---------- GIVEN DATA
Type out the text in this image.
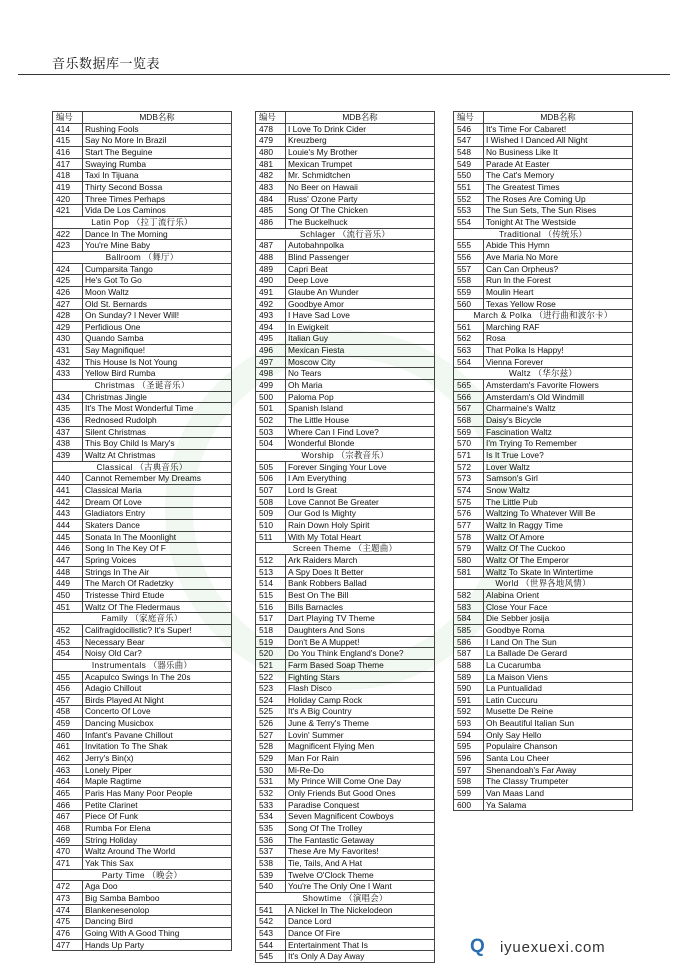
音乐数据库一览表
编号	MDB名称
414	Rushing Fools
415	Say No More In Brazil
416	Start The Beguine
417	Swaying Rumba
418	Taxi In Tijuana
419	Thirty Second Bossa
420	Three Times Perhaps
421	Vida De Los Caminos
Latin Pop （拉丁流行乐）	
422	Dance In The Morning
423	You're Mine Baby
Ballroom （舞厅）	
424	Cumparsita Tango
425	He's Got To Go
426	Moon Waltz
427	Old St. Bernards
428	On Sunday? I Never Will!
429	Perfidious One
430	Quando Samba
431	Say Magnifique!
432	This House Is Not Young
433	Yellow Bird Rumba
Christmas （圣诞音乐）	
434	Christmas Jingle
435	It's The Most Wonderful Time
436	Rednosed Rudolph
437	Silent Christmas
438	This Boy Child Is Mary's
439	Waltz At Christmas
Classical （古典音乐）	
440	Cannot Remember My Dreams
441	Classical Maria
442	Dream Of Love
443	Gladiators Entry
444	Skaters Dance
445	Sonata In The Moonlight
446	Song In The Key Of F
447	Spring Voices
448	Strings In The Air
449	The March Of Radetzky
450	Tristesse Third Etude
451	Waltz Of The Fledermaus
Family （家庭音乐）	
452	Califragidocilistic? It's Super!
453	Necessary Bear
454	Noisy Old Car?
Instrumentals （器乐曲）	
455	Acapulco Swings In The 20s
456	Adagio Chillout
457	Birds Played At Night
458	Concerto Of Love
459	Dancing Musicbox
460	Infant's Pavane Chillout
461	Invitation To The Shak
462	Jerry's Bin(x)
463	Lonely Piper
464	Maple Ragtime
465	Paris Has Many Poor People
466	Petite Clarinet
467	Piece Of Funk
468	Rumba For Elena
469	String Holiday
470	Waltz Around The World
471	Yak This Sax
Party Time （晚会）	
472	Aga Doo
473	Big Samba Bamboo
474	Blankenesenolop
475	Dancing Bird
476	Going With A Good Thing
477	Hands Up Party
编号	MDB名称
478	I Love To Drink Cider
479	Kreuzberg
480	Louie's My Brother
481	Mexican Trumpet
482	Mr. Schmidtchen
483	No Beer on Hawaii
484	Russ' Ozone Party
485	Song Of The Chicken
486	The Buckelhuck
Schlager （流行音乐）	
487	Autobahnpolka
488	Blind Passenger
489	Capri Beat
490	Deep Love
491	Glaube An Wunder
492	Goodbye Amor
493	I Have Sad Love
494	In Ewigkeit
495	Italian Guy
496	Mexican Fiesta
497	Moscow City
498	No Tears
499	Oh Maria
500	Paloma Pop
501	Spanish Island
502	The Little House
503	Where Can I Find Love?
504	Wonderful Blonde
Worship （宗教音乐）	
505	Forever Singing Your Love
506	I Am Everything
507	Lord Is Great
508	Love Cannot Be Greater
509	Our God Is Mighty
510	Rain Down Holy Spirit
511	With My Total Heart
Screen Theme （主题曲）	
512	Ark Raiders March
513	A Spy Does It Better
514	Bank Robbers Ballad
515	Best On The Bill
516	Bills Barnacles
517	Dart Playing TV Theme
518	Daughters And Sons
519	Don't Be A Muppet!
520	Do You Think England's Done?
521	Farm Based Soap Theme
522	Fighting Stars
523	Flash Disco
524	Holiday Camp Rock
525	It's A Big Country
526	June & Terry's Theme
527	Lovin' Summer
528	Magnificent Flying Men
529	Man For Rain
530	Mi-Re-Do
531	My Prince Will Come One Day
532	Only Friends But Good Ones
533	Paradise Conquest
534	Seven Magnificent Cowboys
535	Song Of The Trolley
536	The Fantastic Getaway
537	These Are My Favorites!
538	Tie, Tails, And A Hat
539	Twelve O'Clock Theme
540	You're The Only One I Want
Showtime （演唱会）	
541	A Nickel In The Nickelodeon
542	Dance Lord
543	Dance Of Fire
544	Entertainment That Is
545	It's Only A Day Away
编号	MDB名称
546	It's Time For Cabaret!
547	I Wished I Danced All Night
548	No Business Like It
549	Parade At Easter
550	The Cat's Memory
551	The Greatest Times
552	The Roses Are Coming Up
553	The Sun Sets, The Sun Rises
554	Tonight At The Westside
Traditional （传统乐）	
555	Abide This Hymn
556	Ave Maria No More
557	Can Can Orpheus?
558	Run In the Forest
559	Moulin Heart
560	Texas Yellow Rose
March & Polka （进行曲和波尔卡）	
561	Marching RAF
562	Rosa
563	That Polka Is Happy!
564	Vienna Forever
Waltz （华尔兹）	
565	Amsterdam's Favorite Flowers
566	Amsterdam's Old Windmill
567	Charmaine's Waltz
568	Daisy's Bicycle
569	Fascination Waltz
570	I'm Trying To Remember
571	Is It True Love?
572	Lover Waltz
573	Samson's Girl
574	Snow Waltz
575	The Little Pub
576	Waltzing To Whatever Will Be
577	Waltz In Raggy Time
578	Waltz Of Amore
579	Waltz Of The Cuckoo
580	Waltz Of The Emperor
581	Waltz To Skate In Wintertime
World （世界各地风情）	
582	Alabina Orient
583	Close Your Face
584	Die Sebber josija
585	Goodbye Roma
586	I Land On The Sun
587	La Ballade De Gerard
588	La Cucarumba
589	La Maison Viens
590	La Puntualidad
591	Latin Cuccuru
592	Musette De Reine
593	Oh Beautiful Italian Sun
594	Only Say Hello
595	Populaire Chanson
596	Santa Lou Cheer
597	Shenandoah's Far Away
598	The Classy Trumpeter
599	Van Maas Land
600	Ya Salama
Q iyuexuexi.com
--------------------
**SHORT TASK:**
Working from the material above, transcribe it exactly while omitting pictures.

**COMPLETED EXERCISE:**
Type out the text in this image.
音乐数据库一览表
编号	MDB名称
414	Rushing Fools
415	Say No More In Brazil
416	Start The Beguine
417	Swaying Rumba
418	Taxi In Tijuana
419	Thirty Second Bossa
420	Three Times Perhaps
421	Vida De Los Caminos
Latin Pop （拉丁流行乐）	
422	Dance In The Morning
423	You're Mine Baby
Ballroom （舞厅）	
424	Cumparsita Tango
425	He's Got To Go
426	Moon Waltz
427	Old St. Bernards
428	On Sunday? I Never Will!
429	Perfidious One
430	Quando Samba
431	Say Magnifique!
432	This House Is Not Young
433	Yellow Bird Rumba
Christmas （圣诞音乐）	
434	Christmas Jingle
435	It's The Most Wonderful Time
436	Rednosed Rudolph
437	Silent Christmas
438	This Boy Child Is Mary's
439	Waltz At Christmas
Classical （古典音乐）	
440	Cannot Remember My Dreams
441	Classical Maria
442	Dream Of Love
443	Gladiators Entry
444	Skaters Dance
445	Sonata In The Moonlight
446	Song In The Key Of F
447	Spring Voices
448	Strings In The Air
449	The March Of Radetzky
450	Tristesse Third Etude
451	Waltz Of The Fledermaus
Family （家庭音乐）	
452	Califragidocilistic? It's Super!
453	Necessary Bear
454	Noisy Old Car?
Instrumentals （器乐曲）	
455	Acapulco Swings In The 20s
456	Adagio Chillout
457	Birds Played At Night
458	Concerto Of Love
459	Dancing Musicbox
460	Infant's Pavane Chillout
461	Invitation To The Shak
462	Jerry's Bin(x)
463	Lonely Piper
464	Maple Ragtime
465	Paris Has Many Poor People
466	Petite Clarinet
467	Piece Of Funk
468	Rumba For Elena
469	String Holiday
470	Waltz Around The World
471	Yak This Sax
Party Time （晚会）	
472	Aga Doo
473	Big Samba Bamboo
474	Blankenesenolop
475	Dancing Bird
476	Going With A Good Thing
477	Hands Up Party
编号	MDB名称
478	I Love To Drink Cider
479	Kreuzberg
480	Louie's My Brother
481	Mexican Trumpet
482	Mr. Schmidtchen
483	No Beer on Hawaii
484	Russ' Ozone Party
485	Song Of The Chicken
486	The Buckelhuck
Schlager （流行音乐）	
487	Autobahnpolka
488	Blind Passenger
489	Capri Beat
490	Deep Love
491	Glaube An Wunder
492	Goodbye Amor
493	I Have Sad Love
494	In Ewigkeit
495	Italian Guy
496	Mexican Fiesta
497	Moscow City
498	No Tears
499	Oh Maria
500	Paloma Pop
501	Spanish Island
502	The Little House
503	Where Can I Find Love?
504	Wonderful Blonde
Worship （宗教音乐）	
505	Forever Singing Your Love
506	I Am Everything
507	Lord Is Great
508	Love Cannot Be Greater
509	Our God Is Mighty
510	Rain Down Holy Spirit
511	With My Total Heart
Screen Theme （主题曲）	
512	Ark Raiders March
513	A Spy Does It Better
514	Bank Robbers Ballad
515	Best On The Bill
516	Bills Barnacles
517	Dart Playing TV Theme
518	Daughters And Sons
519	Don't Be A Muppet!
520	Do You Think England's Done?
521	Farm Based Soap Theme
522	Fighting Stars
523	Flash Disco
524	Holiday Camp Rock
525	It's A Big Country
526	June & Terry's Theme
527	Lovin' Summer
528	Magnificent Flying Men
529	Man For Rain
530	Mi-Re-Do
531	My Prince Will Come One Day
532	Only Friends But Good Ones
533	Paradise Conquest
534	Seven Magnificent Cowboys
535	Song Of The Trolley
536	The Fantastic Getaway
537	These Are My Favorites!
538	Tie, Tails, And A Hat
539	Twelve O'Clock Theme
540	You're The Only One I Want
Showtime （演唱会）	
541	A Nickel In The Nickelodeon
542	Dance Lord
543	Dance Of Fire
544	Entertainment That Is
545	It's Only A Day Away
编号	MDB名称
546	It's Time For Cabaret!
547	I Wished I Danced All Night
548	No Business Like It
549	Parade At Easter
550	The Cat's Memory
551	The Greatest Times
552	The Roses Are Coming Up
553	The Sun Sets, The Sun Rises
554	Tonight At The Westside
Traditional （传统乐）	
555	Abide This Hymn
556	Ave Maria No More
557	Can Can Orpheus?
558	Run In the Forest
559	Moulin Heart
560	Texas Yellow Rose
March & Polka （进行曲和波尔卡）	
561	Marching RAF
562	Rosa
563	That Polka Is Happy!
564	Vienna Forever
Waltz （华尔兹）	
565	Amsterdam's Favorite Flowers
566	Amsterdam's Old Windmill
567	Charmaine's Waltz
568	Daisy's Bicycle
569	Fascination Waltz
570	I'm Trying To Remember
571	Is It True Love?
572	Lover Waltz
573	Samson's Girl
574	Snow Waltz
575	The Little Pub
576	Waltzing To Whatever Will Be
577	Waltz In Raggy Time
578	Waltz Of Amore
579	Waltz Of The Cuckoo
580	Waltz Of The Emperor
581	Waltz To Skate In Wintertime
World （世界各地风情）	
582	Alabina Orient
583	Close Your Face
584	Die Sebber josija
585	Goodbye Roma
586	I Land On The Sun
587	La Ballade De Gerard
588	La Cucarumba
589	La Maison Viens
590	La Puntualidad
591	Latin Cuccuru
592	Musette De Reine
593	Oh Beautiful Italian Sun
594	Only Say Hello
595	Populaire Chanson
596	Santa Lou Cheer
597	Shenandoah's Far Away
598	The Classy Trumpeter
599	Van Maas Land
600	Ya Salama
Q iyuexuexi.com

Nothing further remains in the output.